__Exercise passage__

- Born: 1922
- Died: 2000 (aged 77–78)
- Other names: Yoon Kwe-byung, Yoon Kwei-Byung, In Giei, In Gekka, Yun Gekka
- Style: Shudokan Karate, Shito-Ryu Karate, Bogutsuki Karate, Kong Soo Do (Yun Mu Kwan)
- Teachers: Kenwa Mabuni, Kanken Toyama, Chun Sang Sup

= Yun Kwae-byung =

Korean martial artist

Yun Kwae-byung (1922–2000), alternatively Yoon Kwe-byung or Yoon Kwei-Byung, was a Korean martial artist and a notable figure in history of modern Japanese and Korean martial arts. He was the head of the influential Kanbukan Dojo, that would pioneer bogutsuki karate and full contact karate, as well as being the first headmaster of Jidokwan school, one of the original kwans that would eventually unite and found Taekwondo.

In Japan, his name is often transliterated as In Giei, In Gekka, Yun Gekka or other close variations.

==History==
===Early life===
Yun was born in Korea in 1922 into what is believed to have been an affluent family, since he was sent abroad for his education during the Japanese occupation of Korea.

Yun started Karate under Kenwa Mabuni while attending secondary school in Osaka. Yun then attended Nihon University where he studied Shudokan karate under Kanken Toyama. He eventually received undergraduate and graduate degrees in veterinary medicine and animal husbandry.

__Problems to work on__
**1.** Answer these questions from the Yun Kwae-byung biography:
(a) Under whom did Yun start karate while in secondary school in Osaka?
(b) Of which school was Yun the first headmaster?
(c) In what fields did Yun receive his university degrees?
**2.** Please reproduce the Yun Kwae-byung biography word for word, from "- Other names: Yoon" up to and including "and found Taekwondo.".
**3.** Carry on the Yun Kwae-byung biography from the point where it stops.
The data after the Yun Kwae-byung biography is separate material.

__Records__
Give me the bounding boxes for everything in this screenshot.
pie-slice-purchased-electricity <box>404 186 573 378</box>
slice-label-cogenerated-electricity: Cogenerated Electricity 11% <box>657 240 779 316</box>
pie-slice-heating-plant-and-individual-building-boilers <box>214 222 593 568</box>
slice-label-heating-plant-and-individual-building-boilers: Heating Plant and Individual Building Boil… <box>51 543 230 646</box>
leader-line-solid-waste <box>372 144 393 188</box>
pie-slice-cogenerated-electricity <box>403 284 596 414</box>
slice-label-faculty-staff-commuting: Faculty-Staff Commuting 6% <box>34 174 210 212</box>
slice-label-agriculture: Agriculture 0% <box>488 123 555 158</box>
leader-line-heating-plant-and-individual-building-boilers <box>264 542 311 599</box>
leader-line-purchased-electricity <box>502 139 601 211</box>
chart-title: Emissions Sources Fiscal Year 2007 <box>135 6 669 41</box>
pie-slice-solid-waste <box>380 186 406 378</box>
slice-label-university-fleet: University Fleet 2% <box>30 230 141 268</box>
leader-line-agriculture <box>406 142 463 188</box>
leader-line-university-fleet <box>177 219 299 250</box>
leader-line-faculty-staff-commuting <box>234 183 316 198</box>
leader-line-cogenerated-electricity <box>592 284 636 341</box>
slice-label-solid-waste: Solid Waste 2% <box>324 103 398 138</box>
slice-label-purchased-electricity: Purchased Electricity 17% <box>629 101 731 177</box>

__Answers in order__
**1.**
(a) Kenwa Mabuni
(b) The Jidokwan school
(c) Veterinary medicine and animal husbandry

**2.**
- Other names: Yoon Kwe-byung, Yoon Kwei-Byung, In Giei, In Gekka, Yun Gekka
- Style: Shudokan Karate, Shito-Ryu Karate, Bogutsuki Karate, Kong Soo Do (Yun Mu Kwan)
- Teachers: Kenwa Mabuni, Kanken Toyama, Chun Sang Sup

= Yun Kwae-byung =

Korean martial artist

Yun Kwae-byung (1922–2000), alternatively Yoon Kwe-byung or Yoon Kwei-Byung, was a Korean martial artist and a notable figure in history of modern Japanese and Korean martial arts. He was the head of the influential Kanbukan Dojo, that would pioneer bogutsuki karate and full contact karate, as well as being the first headmaster of Jidokwan school, one of the original kwans that would eventually unite and found Taekwondo.

**3.**
After the end of World War II, various disciples of Shudokan tried to form a Karate school amidst the post-war martial arts ban enacted by GHQ. To get around restrictions, the students named the school Kanbukan (韓武舘, eng. "Hall of Korean Martial Arts"), and named Yun Kwae-byung, who had special status as a third-country person in postwar Japan, as the head of the dojo. This allowed the members of dojo to practice Karate freely, as well as editorialize Karate booklets without unwanted attention from GHQ.

In 1949, Dr. Yun Kwae-Byung left Kanbukan and returned to Korea, influenced by the impending Korean War.

===Return to Korea===
Upon his return to Korea, Dr. Yun Kwae-Byung served as a professor at Seoul National University, while also starting teaching Karate at Chosun Yun Moo Kwan (朝鮮研武館), a former Judo school now headed by Master Sang Sap Chun. Subsequently, the Korean War started and Sang Sap Chun disappeared during the conflict. After the war and disappearance of Master Chun, many of his former students eventually began training again at a different location. The former disciples of Master Chun formed the Jidokwan, with Yun Kwae-byung voted as the kwan's first president.

In mid-1950s, Yun Kwae-byung, the Jidokwan and the other kwans began discussions about uniting and promoting a singular art. Later during 1950s, Choi Hong Hi got involved and started spearheading the unification process that would eventually form the Korea Taekwondo Association. In early 1960s, Yun Kwae-byung started to become critical about the direction the younger generation of martial artist and teachers were going with Taekwondo and tried to sway Jidokwan out of the KTA. Eventually in 1967, younger members of Jidokwan led by senior instructor Lee Chong-woo voted Yun out, with Lee Chong Woo chosen as the new president and officially joining KTA and turning Jidokwan into Taekwondo school.

Yun Kwae-byung was effectively ostracized from Korean martial arts scene thereafter. Being an outcast to Taekwondo movement, he began focusing on business. Yun Kwae-byung died in year 2000.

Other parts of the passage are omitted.